What is expected:
Where a line holds the string "this", return that line.

Entries supplied:
=-=-=

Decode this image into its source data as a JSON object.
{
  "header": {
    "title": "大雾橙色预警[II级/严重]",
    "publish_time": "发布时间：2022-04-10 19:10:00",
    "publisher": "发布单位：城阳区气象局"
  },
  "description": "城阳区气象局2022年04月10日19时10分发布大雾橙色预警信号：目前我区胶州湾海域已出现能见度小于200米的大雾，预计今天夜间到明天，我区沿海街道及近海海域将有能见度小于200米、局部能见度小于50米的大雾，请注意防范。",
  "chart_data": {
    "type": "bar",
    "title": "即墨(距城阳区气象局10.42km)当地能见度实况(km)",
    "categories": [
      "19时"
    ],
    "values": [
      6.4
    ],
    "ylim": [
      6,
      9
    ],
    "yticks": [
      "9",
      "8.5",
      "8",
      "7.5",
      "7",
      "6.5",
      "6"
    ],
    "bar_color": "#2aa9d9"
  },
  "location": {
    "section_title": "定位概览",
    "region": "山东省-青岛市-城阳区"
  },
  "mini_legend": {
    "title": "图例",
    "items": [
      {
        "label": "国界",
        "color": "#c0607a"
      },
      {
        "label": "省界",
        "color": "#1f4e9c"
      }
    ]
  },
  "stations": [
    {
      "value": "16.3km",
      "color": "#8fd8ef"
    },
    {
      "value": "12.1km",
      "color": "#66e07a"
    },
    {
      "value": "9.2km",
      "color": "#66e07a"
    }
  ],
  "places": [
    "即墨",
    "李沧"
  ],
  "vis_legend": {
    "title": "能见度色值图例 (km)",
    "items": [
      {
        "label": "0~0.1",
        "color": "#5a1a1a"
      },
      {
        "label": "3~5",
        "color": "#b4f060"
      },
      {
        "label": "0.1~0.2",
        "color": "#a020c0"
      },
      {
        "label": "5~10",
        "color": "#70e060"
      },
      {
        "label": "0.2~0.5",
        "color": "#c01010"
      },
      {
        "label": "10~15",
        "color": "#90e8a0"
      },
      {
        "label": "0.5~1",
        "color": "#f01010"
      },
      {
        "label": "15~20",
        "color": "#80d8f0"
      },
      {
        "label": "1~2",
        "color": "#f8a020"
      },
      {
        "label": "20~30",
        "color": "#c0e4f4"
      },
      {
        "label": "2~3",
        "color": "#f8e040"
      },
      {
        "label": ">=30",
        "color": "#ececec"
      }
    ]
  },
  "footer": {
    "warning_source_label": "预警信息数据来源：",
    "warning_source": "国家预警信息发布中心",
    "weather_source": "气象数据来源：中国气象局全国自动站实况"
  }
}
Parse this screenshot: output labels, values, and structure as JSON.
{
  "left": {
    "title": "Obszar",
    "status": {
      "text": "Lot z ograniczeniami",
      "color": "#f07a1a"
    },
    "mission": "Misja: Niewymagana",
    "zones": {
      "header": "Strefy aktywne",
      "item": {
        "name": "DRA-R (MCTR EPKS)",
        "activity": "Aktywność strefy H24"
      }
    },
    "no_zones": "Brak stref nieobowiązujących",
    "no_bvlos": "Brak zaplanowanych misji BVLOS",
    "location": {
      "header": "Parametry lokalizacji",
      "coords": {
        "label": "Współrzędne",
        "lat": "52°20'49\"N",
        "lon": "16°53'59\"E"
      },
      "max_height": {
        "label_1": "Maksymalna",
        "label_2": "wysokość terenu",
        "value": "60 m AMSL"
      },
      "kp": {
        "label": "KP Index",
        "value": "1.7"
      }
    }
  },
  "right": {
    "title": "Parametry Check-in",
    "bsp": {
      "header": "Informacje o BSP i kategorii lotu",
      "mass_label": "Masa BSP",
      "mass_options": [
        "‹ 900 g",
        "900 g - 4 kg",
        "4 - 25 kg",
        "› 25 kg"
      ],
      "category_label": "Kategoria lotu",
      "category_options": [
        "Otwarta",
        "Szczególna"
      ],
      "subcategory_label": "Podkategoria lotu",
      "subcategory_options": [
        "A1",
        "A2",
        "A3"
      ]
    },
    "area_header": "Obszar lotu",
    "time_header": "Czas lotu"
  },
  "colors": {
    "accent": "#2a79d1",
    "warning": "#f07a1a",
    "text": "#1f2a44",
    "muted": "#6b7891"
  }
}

=-=-=

In response:
Decode this image into its source data as a JSON object.
Parse this screenshot: output labels, values, and structure as JSON.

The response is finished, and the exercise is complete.